Supplied records:
★ ★ ★ ★ ★ ★ ★

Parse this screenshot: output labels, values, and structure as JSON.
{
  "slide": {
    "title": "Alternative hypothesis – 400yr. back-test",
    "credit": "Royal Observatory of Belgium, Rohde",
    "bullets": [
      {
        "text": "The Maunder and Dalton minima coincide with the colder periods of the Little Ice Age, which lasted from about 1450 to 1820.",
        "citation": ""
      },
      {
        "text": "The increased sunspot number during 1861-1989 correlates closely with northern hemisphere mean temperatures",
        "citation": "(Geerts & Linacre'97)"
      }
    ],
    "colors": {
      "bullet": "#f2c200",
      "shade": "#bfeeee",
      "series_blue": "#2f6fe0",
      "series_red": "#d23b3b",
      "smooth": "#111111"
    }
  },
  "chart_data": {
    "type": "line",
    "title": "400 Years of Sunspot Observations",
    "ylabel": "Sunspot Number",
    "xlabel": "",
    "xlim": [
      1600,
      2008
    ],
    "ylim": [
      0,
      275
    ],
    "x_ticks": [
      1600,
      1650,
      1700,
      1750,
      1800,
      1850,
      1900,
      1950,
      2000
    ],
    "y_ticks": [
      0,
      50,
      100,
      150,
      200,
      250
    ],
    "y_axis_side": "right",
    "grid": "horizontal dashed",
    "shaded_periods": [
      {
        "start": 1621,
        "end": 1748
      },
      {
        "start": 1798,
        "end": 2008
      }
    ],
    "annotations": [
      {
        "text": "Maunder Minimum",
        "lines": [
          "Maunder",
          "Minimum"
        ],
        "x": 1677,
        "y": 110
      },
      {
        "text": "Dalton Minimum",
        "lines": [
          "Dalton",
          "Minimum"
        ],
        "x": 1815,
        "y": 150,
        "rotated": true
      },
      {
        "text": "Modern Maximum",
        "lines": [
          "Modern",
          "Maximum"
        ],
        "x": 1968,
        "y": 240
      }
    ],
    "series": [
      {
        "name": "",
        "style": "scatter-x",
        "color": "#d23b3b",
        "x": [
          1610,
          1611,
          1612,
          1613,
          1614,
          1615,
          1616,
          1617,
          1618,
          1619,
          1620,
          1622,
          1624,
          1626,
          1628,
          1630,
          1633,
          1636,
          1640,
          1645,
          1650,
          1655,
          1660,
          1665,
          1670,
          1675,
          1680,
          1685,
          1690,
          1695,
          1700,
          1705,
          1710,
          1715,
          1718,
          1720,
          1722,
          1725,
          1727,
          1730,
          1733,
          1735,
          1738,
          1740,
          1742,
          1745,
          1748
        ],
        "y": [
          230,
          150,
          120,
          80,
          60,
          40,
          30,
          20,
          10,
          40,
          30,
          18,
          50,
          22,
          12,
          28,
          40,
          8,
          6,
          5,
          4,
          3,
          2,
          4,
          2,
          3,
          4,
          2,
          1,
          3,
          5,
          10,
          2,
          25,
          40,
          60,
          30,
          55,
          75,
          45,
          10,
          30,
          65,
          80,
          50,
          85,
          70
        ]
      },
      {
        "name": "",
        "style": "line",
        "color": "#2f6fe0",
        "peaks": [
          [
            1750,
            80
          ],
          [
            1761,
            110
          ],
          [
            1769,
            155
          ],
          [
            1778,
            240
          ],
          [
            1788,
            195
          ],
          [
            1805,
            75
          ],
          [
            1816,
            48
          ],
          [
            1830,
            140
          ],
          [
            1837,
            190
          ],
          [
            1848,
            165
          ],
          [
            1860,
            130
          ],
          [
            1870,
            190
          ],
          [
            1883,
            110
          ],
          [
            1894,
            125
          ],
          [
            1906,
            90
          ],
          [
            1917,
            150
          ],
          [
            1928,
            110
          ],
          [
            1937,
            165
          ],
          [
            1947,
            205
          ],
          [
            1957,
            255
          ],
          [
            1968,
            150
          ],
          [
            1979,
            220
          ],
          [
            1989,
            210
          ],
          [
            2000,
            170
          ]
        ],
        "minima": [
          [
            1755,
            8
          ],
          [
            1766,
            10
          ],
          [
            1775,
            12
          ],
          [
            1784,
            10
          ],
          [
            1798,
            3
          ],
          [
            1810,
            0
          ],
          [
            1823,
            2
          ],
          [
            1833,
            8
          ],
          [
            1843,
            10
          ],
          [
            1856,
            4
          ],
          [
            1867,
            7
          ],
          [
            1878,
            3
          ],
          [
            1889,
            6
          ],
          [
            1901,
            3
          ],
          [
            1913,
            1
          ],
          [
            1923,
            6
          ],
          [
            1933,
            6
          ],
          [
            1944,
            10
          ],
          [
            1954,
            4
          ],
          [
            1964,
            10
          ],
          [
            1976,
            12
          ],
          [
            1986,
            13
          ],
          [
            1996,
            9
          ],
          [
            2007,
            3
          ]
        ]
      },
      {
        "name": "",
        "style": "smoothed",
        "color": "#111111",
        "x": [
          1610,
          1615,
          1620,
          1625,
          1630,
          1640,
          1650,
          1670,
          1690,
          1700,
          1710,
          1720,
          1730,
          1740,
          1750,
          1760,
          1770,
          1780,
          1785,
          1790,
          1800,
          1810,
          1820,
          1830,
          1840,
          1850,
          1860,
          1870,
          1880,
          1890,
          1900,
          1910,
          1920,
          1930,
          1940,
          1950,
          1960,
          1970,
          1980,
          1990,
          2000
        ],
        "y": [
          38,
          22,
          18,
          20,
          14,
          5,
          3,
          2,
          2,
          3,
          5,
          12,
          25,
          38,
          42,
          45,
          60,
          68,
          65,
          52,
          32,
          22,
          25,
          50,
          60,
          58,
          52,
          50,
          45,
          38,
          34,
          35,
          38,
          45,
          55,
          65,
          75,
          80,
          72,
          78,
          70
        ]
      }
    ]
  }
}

★ ★ ★ ★ ★ ★ ★

Each entry above is to be quoted exactly.

Solution to this task:
Parse this screenshot: output labels, values, and structure as JSON.
{
  "slide": {
    "title": "Alternative hypothesis – 400yr. back-test",
    "credit": "Royal Observatory of Belgium, Rohde",
    "bullets": [
      {
        "text": "The Maunder and Dalton minima coincide with the colder periods of the Little Ice Age, which lasted from about 1450 to 1820.",
        "citation": ""
      },
      {
        "text": "The increased sunspot number during 1861-1989 correlates closely with northern hemisphere mean temperatures",
        "citation": "(Geerts & Linacre'97)"
      }
    ],
    "colors": {
      "bullet": "#f2c200",
      "shade": "#bfeeee",
      "series_blue": "#2f6fe0",
      "series_red": "#d23b3b",
      "smooth": "#111111"
    }
  },
  "chart_data": {
    "type": "line",
    "title": "400 Years of Sunspot Observations",
    "ylabel": "Sunspot Number",
    "xlabel": "",
    "xlim": [
      1600,
      2008
    ],
    "ylim": [
      0,
      275
    ],
    "x_ticks": [
      1600,
      1650,
      1700,
      1750,
      1800,
      1850,
      1900,
      1950,
      2000
    ],
    "y_ticks": [
      0,
      50,
      100,
      150,
      200,
      250
    ],
    "y_axis_side": "right",
    "grid": "horizontal dashed",
    "shaded_periods": [
      {
        "start": 1621,
        "end": 1748
      },
      {
        "start": 1798,
        "end": 2008
      }
    ],
    "annotations": [
      {
        "text": "Maunder Minimum",
        "lines": [
          "Maunder",
          "Minimum"
        ],
        "x": 1677,
        "y": 110
      },
      {
        "text": "Dalton Minimum",
        "lines": [
          "Dalton",
          "Minimum"
        ],
        "x": 1815,
        "y": 150,
        "rotated": true
      },
      {
        "text": "Modern Maximum",
        "lines": [
          "Modern",
          "Maximum"
        ],
        "x": 1968,
        "y": 240
      }
    ],
    "series": [
      {
        "name": "",
        "style": "scatter-x",
        "color": "#d23b3b",
        "x": [
          1610,
          1611,
          1612,
          1613,
          1614,
          1615,
          1616,
          1617,
          1618,
          1619,
          1620,
          1622,
          1624,
          1626,
          1628,
          1630,
          1633,
          1636,
          1640,
          1645,
          1650,
          1655,
          1660,
          1665,
          1670,
          1675,
          1680,
          1685,
          1690,
          1695,
          1700,
          1705,
          1710,
          1715,
          1718,
          1720,
          1722,
          1725,
          1727,
          1730,
          1733,
          1735,
          1738,
          1740,
          1742,
          1745,
          1748
        ],
        "y": [
          230,
          150,
          120,
          80,
          60,
          40,
          30,
          20,
          10,
          40,
          30,
          18,
          50,
          22,
          12,
          28,
          40,
          8,
          6,
          5,
          4,
          3,
          2,
          4,
          2,
          3,
          4,
          2,
          1,
          3,
          5,
          10,
          2,
          25,
          40,
          60,
          30,
          55,
          75,
          45,
          10,
          30,
          65,
          80,
          50,
          85,
          70
        ]
      },
      {
        "name": "",
        "style": "line",
        "color": "#2f6fe0",
        "peaks": [
          [
            1750,
            80
          ],
          [
            1761,
            110
          ],
          [
            1769,
            155
          ],
          [
            1778,
            240
          ],
          [
            1788,
            195
          ],
          [
            1805,
            75
          ],
          [
            1816,
            48
          ],
          [
            1830,
            140
          ],
          [
            1837,
            190
          ],
          [
            1848,
            165
          ],
          [
            1860,
            130
          ],
          [
            1870,
            190
          ],
          [
            1883,
            110
          ],
          [
            1894,
            125
          ],
          [
            1906,
            90
          ],
          [
            1917,
            150
          ],
          [
            1928,
            110
          ],
          [
            1937,
            165
          ],
          [
            1947,
            205
          ],
          [
            1957,
            255
          ],
          [
            1968,
            150
          ],
          [
            1979,
            220
          ],
          [
            1989,
            210
          ],
          [
            2000,
            170
          ]
        ],
        "minima": [
          [
            1755,
            8
          ],
          [
            1766,
            10
          ],
          [
            1775,
            12
          ],
          [
            1784,
            10
          ],
          [
            1798,
            3
          ],
          [
            1810,
            0
          ],
          [
            1823,
            2
          ],
          [
            1833,
            8
          ],
          [
            1843,
            10
          ],
          [
            1856,
            4
          ],
          [
            1867,
            7
          ],
          [
            1878,
            3
          ],
          [
            1889,
            6
          ],
          [
            1901,
            3
          ],
          [
            1913,
            1
          ],
          [
            1923,
            6
          ],
          [
            1933,
            6
          ],
          [
            1944,
            10
          ],
          [
            1954,
            4
          ],
          [
            1964,
            10
          ],
          [
            1976,
            12
          ],
          [
            1986,
            13
          ],
          [
            1996,
            9
          ],
          [
            2007,
            3
          ]
        ]
      },
      {
        "name": "",
        "style": "smoothed",
        "color": "#111111",
        "x": [
          1610,
          1615,
          1620,
          1625,
          1630,
          1640,
          1650,
          1670,
          1690,
          1700,
          1710,
          1720,
          1730,
          1740,
          1750,
          1760,
          1770,
          1780,
          1785,
          1790,
          1800,
          1810,
          1820,
          1830,
          1840,
          1850,
          1860,
          1870,
          1880,
          1890,
          1900,
          1910,
          1920,
          1930,
          1940,
          1950,
          1960,
          1970,
          1980,
          1990,
          2000
        ],
        "y": [
          38,
          22,
          18,
          20,
          14,
          5,
          3,
          2,
          2,
          3,
          5,
          12,
          25,
          38,
          42,
          45,
          60,
          68,
          65,
          52,
          32,
          22,
          25,
          50,
          60,
          58,
          52,
          50,
          45,
          38,
          34,
          35,
          38,
          45,
          55,
          65,
          75,
          80,
          72,
          78,
          70
        ]
      }
    ]
  }
}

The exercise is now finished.